Start of SUPPLIED DATA

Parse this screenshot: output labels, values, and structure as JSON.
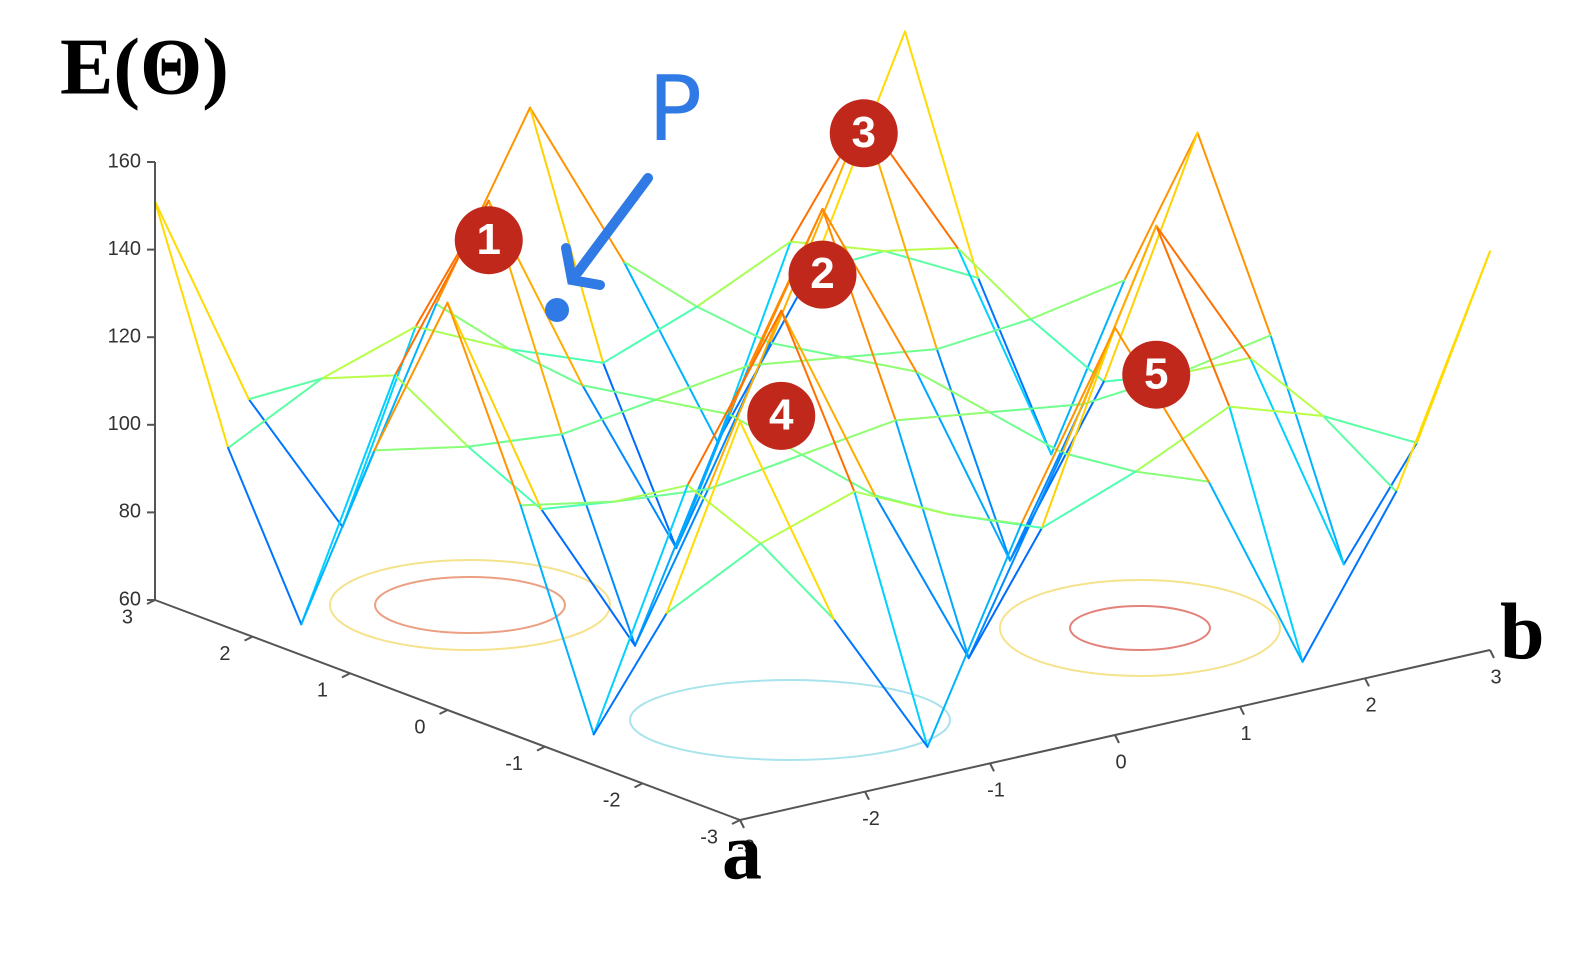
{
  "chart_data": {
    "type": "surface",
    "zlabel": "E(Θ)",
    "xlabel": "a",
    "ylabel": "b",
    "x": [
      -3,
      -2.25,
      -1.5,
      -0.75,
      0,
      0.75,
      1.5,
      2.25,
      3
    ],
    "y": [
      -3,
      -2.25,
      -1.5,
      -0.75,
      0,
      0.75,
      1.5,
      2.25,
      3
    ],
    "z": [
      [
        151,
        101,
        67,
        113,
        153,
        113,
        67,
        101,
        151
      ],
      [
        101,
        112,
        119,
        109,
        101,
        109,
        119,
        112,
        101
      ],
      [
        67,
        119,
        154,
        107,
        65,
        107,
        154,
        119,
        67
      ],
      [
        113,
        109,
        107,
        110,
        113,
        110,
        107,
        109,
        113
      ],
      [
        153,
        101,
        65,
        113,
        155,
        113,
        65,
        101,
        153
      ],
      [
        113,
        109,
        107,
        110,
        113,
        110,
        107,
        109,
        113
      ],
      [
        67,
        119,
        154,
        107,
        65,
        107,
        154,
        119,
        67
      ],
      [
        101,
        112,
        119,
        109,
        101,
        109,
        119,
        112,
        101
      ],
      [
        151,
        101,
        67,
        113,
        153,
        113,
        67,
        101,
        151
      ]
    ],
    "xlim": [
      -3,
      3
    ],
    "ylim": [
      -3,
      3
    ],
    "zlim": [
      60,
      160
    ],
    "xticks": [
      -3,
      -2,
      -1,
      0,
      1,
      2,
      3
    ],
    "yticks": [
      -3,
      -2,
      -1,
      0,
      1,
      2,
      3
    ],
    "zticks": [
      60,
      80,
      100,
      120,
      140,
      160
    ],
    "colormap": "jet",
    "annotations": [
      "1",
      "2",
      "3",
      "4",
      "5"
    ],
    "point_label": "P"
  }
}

End of SUPPLIED DATA

**WHAT IS ASKED:** Leave out every picture and copy the rest of the records exactly.

**RIGHT ANSWER:**
Parse this screenshot: output labels, values, and structure as JSON.
{
  "chart_data": {
    "type": "surface",
    "zlabel": "E(Θ)",
    "xlabel": "a",
    "ylabel": "b",
    "x": [
      -3,
      -2.25,
      -1.5,
      -0.75,
      0,
      0.75,
      1.5,
      2.25,
      3
    ],
    "y": [
      -3,
      -2.25,
      -1.5,
      -0.75,
      0,
      0.75,
      1.5,
      2.25,
      3
    ],
    "z": [
      [
        151,
        101,
        67,
        113,
        153,
        113,
        67,
        101,
        151
      ],
      [
        101,
        112,
        119,
        109,
        101,
        109,
        119,
        112,
        101
      ],
      [
        67,
        119,
        154,
        107,
        65,
        107,
        154,
        119,
        67
      ],
      [
        113,
        109,
        107,
        110,
        113,
        110,
        107,
        109,
        113
      ],
      [
        153,
        101,
        65,
        113,
        155,
        113,
        65,
        101,
        153
      ],
      [
        113,
        109,
        107,
        110,
        113,
        110,
        107,
        109,
        113
      ],
      [
        67,
        119,
        154,
        107,
        65,
        107,
        154,
        119,
        67
      ],
      [
        101,
        112,
        119,
        109,
        101,
        109,
        119,
        112,
        101
      ],
      [
        151,
        101,
        67,
        113,
        153,
        113,
        67,
        101,
        151
      ]
    ],
    "xlim": [
      -3,
      3
    ],
    "ylim": [
      -3,
      3
    ],
    "zlim": [
      60,
      160
    ],
    "xticks": [
      -3,
      -2,
      -1,
      0,
      1,
      2,
      3
    ],
    "yticks": [
      -3,
      -2,
      -1,
      0,
      1,
      2,
      3
    ],
    "zticks": [
      60,
      80,
      100,
      120,
      140,
      160
    ],
    "colormap": "jet",
    "annotations": [
      "1",
      "2",
      "3",
      "4",
      "5"
    ],
    "point_label": "P"
  }
}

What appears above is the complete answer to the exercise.